*What you will do*: Without the pictures, can you quote each line below exactly?

*Collection entries*:
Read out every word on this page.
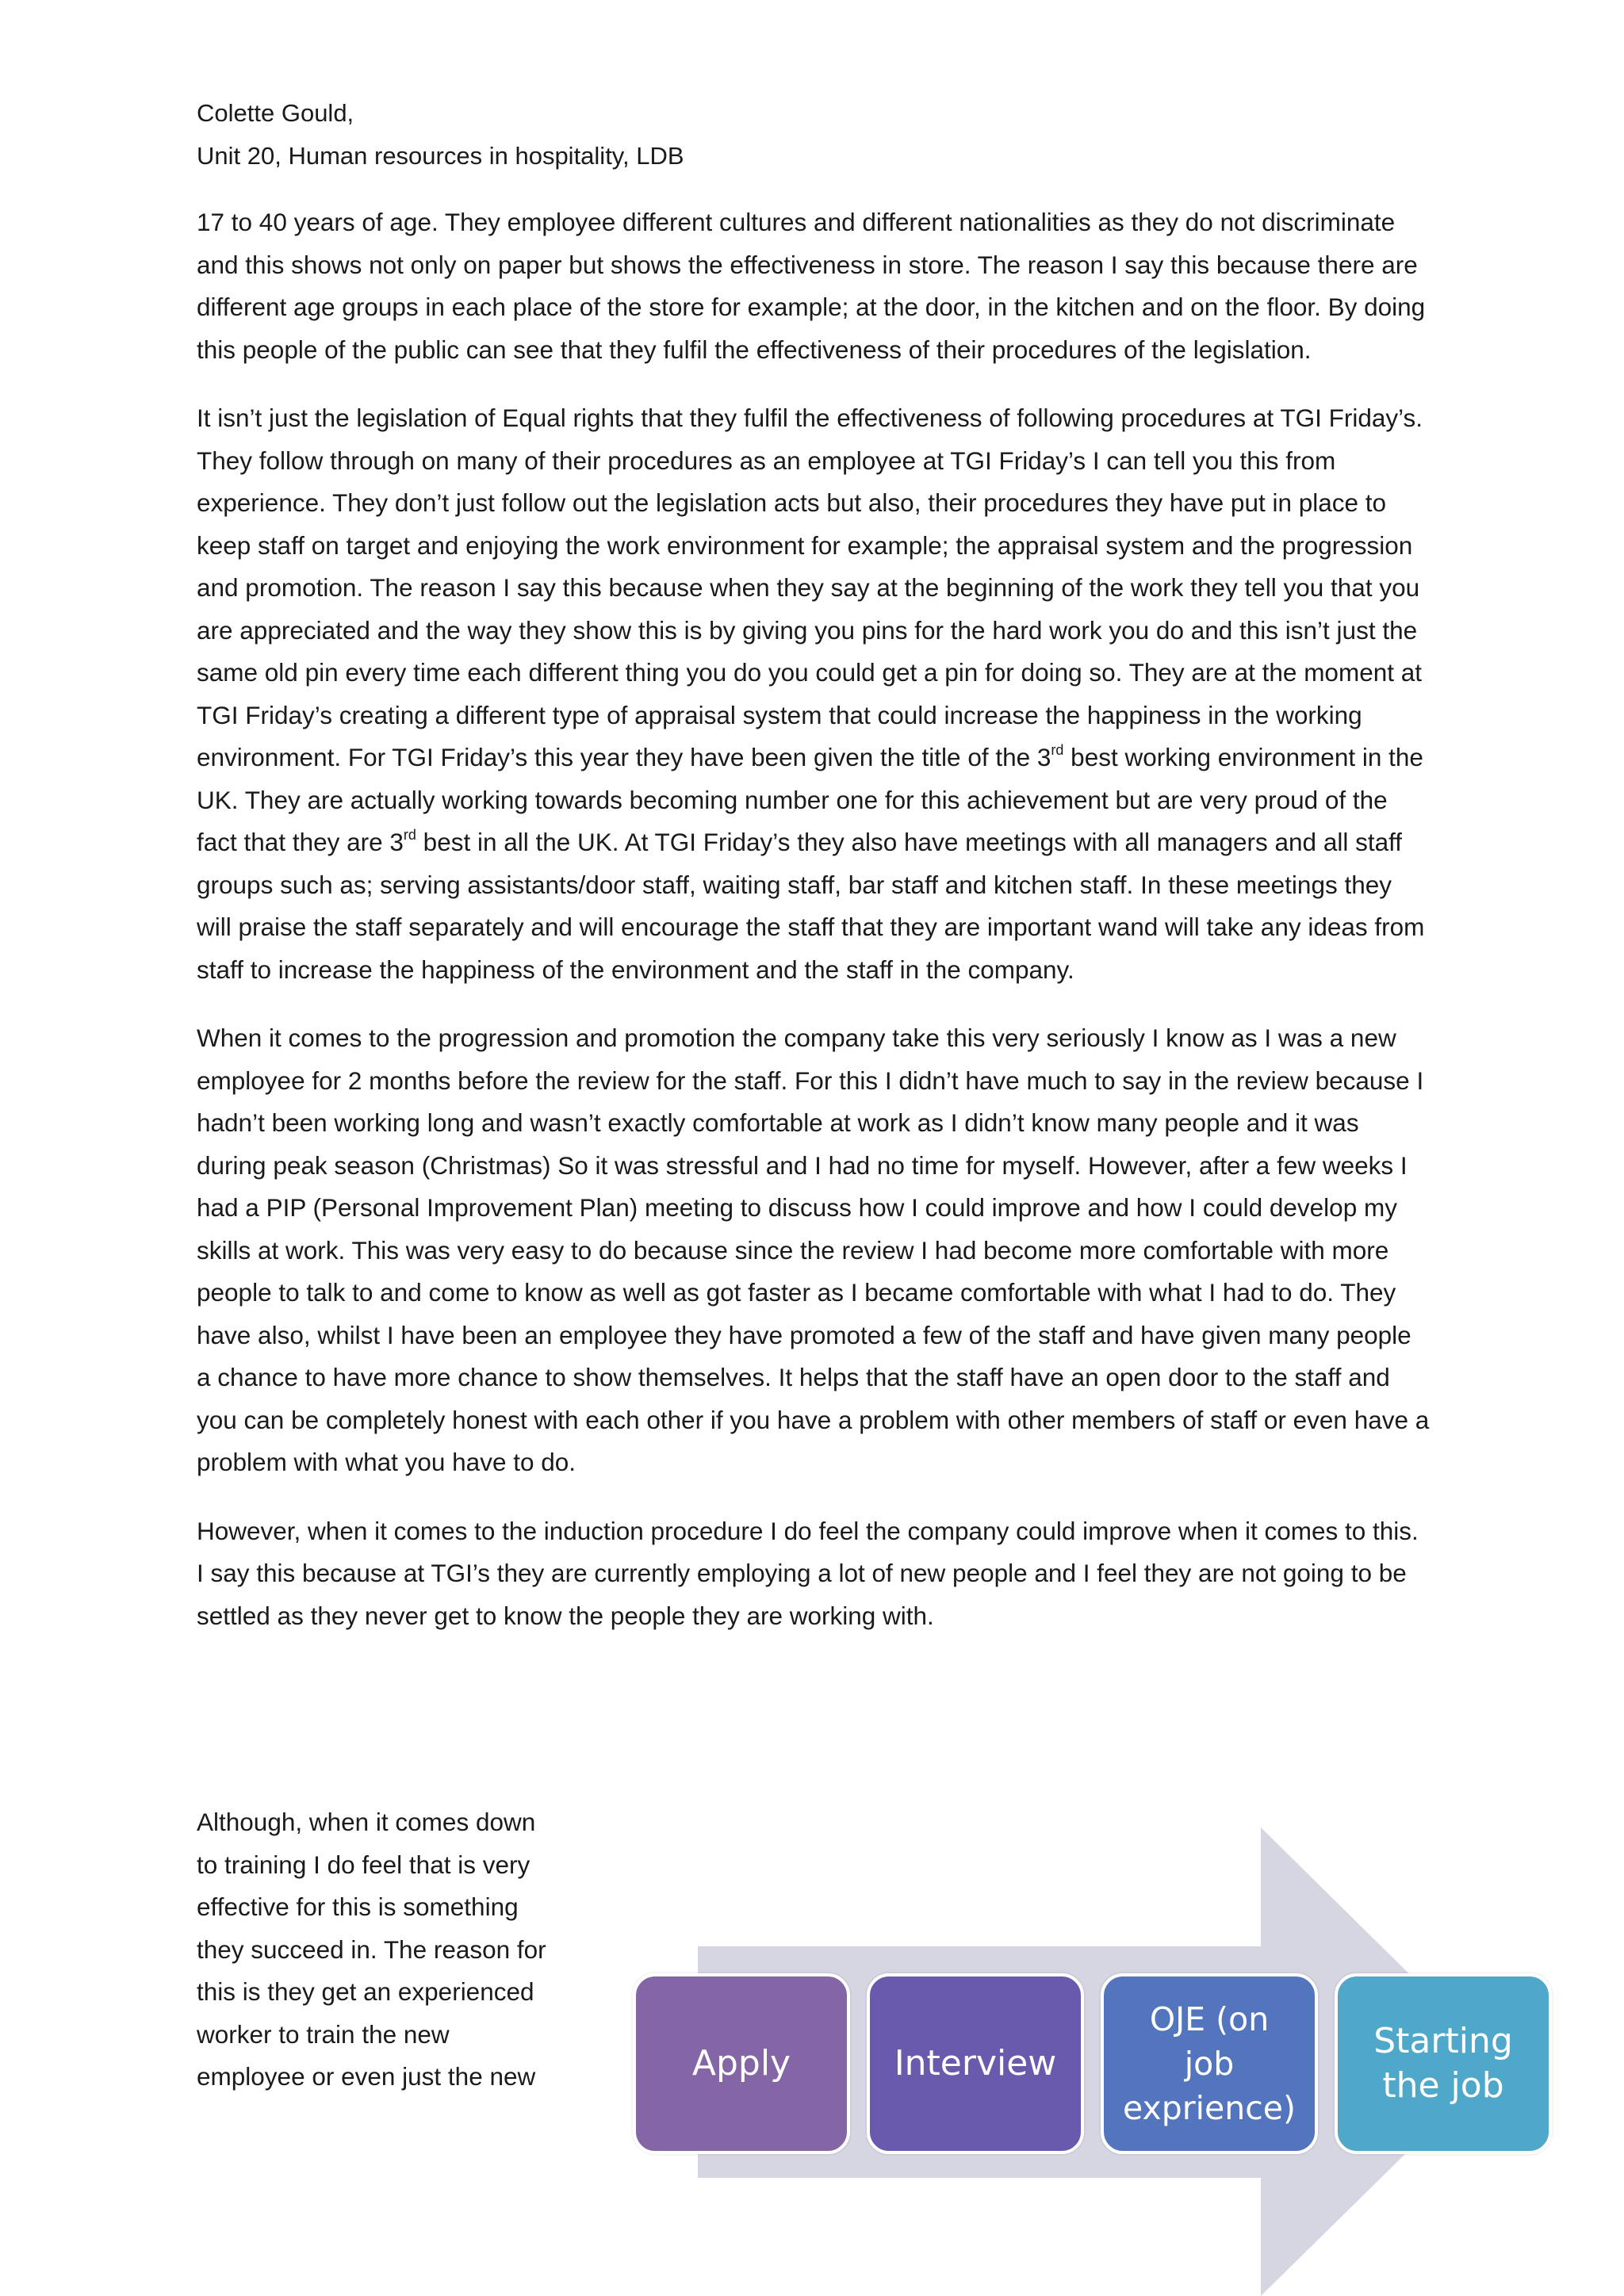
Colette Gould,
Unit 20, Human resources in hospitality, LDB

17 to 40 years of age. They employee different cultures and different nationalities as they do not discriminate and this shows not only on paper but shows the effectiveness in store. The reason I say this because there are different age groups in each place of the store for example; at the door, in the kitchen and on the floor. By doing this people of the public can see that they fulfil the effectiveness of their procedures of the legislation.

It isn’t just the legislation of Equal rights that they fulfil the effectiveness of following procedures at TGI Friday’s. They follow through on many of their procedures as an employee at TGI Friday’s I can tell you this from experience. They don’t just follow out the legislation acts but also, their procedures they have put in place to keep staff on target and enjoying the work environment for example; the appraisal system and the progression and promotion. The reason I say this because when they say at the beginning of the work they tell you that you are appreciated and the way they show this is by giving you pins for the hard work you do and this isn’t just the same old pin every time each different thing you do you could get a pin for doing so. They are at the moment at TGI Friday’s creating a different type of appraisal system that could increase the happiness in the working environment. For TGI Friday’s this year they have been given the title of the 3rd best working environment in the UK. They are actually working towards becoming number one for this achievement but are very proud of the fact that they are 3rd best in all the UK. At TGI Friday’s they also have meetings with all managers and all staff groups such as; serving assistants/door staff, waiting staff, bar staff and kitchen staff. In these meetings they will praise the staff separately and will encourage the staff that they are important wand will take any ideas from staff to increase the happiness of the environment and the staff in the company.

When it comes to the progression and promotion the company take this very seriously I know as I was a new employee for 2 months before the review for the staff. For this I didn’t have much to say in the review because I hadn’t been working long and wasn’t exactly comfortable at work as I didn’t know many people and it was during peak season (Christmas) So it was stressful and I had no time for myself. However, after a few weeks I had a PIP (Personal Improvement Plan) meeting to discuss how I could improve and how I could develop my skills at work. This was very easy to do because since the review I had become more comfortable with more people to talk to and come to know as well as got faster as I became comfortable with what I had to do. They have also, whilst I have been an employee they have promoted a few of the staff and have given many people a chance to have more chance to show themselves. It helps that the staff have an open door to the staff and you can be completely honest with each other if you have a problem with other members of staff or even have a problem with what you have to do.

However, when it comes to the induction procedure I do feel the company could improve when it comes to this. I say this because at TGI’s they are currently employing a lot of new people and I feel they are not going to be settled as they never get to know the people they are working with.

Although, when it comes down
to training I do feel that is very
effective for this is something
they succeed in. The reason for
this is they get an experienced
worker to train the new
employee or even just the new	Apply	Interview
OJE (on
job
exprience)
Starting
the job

*Exercise output*:
Read out every word on this page.
Colette Gould,
Unit 20, Human resources in hospitality, LDB

17 to 40 years of age. They employee different cultures and different nationalities as they do not discriminate and this shows not only on paper but shows the effectiveness in store. The reason I say this because there are different age groups in each place of the store for example; at the door, in the kitchen and on the floor. By doing this people of the public can see that they fulfil the effectiveness of their procedures of the legislation.

It isn’t just the legislation of Equal rights that they fulfil the effectiveness of following procedures at TGI Friday’s. They follow through on many of their procedures as an employee at TGI Friday’s I can tell you this from experience. They don’t just follow out the legislation acts but also, their procedures they have put in place to keep staff on target and enjoying the work environment for example; the appraisal system and the progression and promotion. The reason I say this because when they say at the beginning of the work they tell you that you are appreciated and the way they show this is by giving you pins for the hard work you do and this isn’t just the same old pin every time each different thing you do you could get a pin for doing so. They are at the moment at TGI Friday’s creating a different type of appraisal system that could increase the happiness in the working environment. For TGI Friday’s this year they have been given the title of the 3rd best working environment in the UK. They are actually working towards becoming number one for this achievement but are very proud of the fact that they are 3rd best in all the UK. At TGI Friday’s they also have meetings with all managers and all staff groups such as; serving assistants/door staff, waiting staff, bar staff and kitchen staff. In these meetings they will praise the staff separately and will encourage the staff that they are important wand will take any ideas from staff to increase the happiness of the environment and the staff in the company.

When it comes to the progression and promotion the company take this very seriously I know as I was a new employee for 2 months before the review for the staff. For this I didn’t have much to say in the review because I hadn’t been working long and wasn’t exactly comfortable at work as I didn’t know many people and it was during peak season (Christmas) So it was stressful and I had no time for myself. However, after a few weeks I had a PIP (Personal Improvement Plan) meeting to discuss how I could improve and how I could develop my skills at work. This was very easy to do because since the review I had become more comfortable with more people to talk to and come to know as well as got faster as I became comfortable with what I had to do. They have also, whilst I have been an employee they have promoted a few of the staff and have given many people a chance to have more chance to show themselves. It helps that the staff have an open door to the staff and you can be completely honest with each other if you have a problem with other members of staff or even have a problem with what you have to do.

However, when it comes to the induction procedure I do feel the company could improve when it comes to this. I say this because at TGI’s they are currently employing a lot of new people and I feel they are not going to be settled as they never get to know the people they are working with.

Although, when it comes down
to training I do feel that is very
effective for this is something
they succeed in. The reason for
this is they get an experienced
worker to train the new
employee or even just the new	Apply	Interview
OJE (on
job
exprience)
Starting
the job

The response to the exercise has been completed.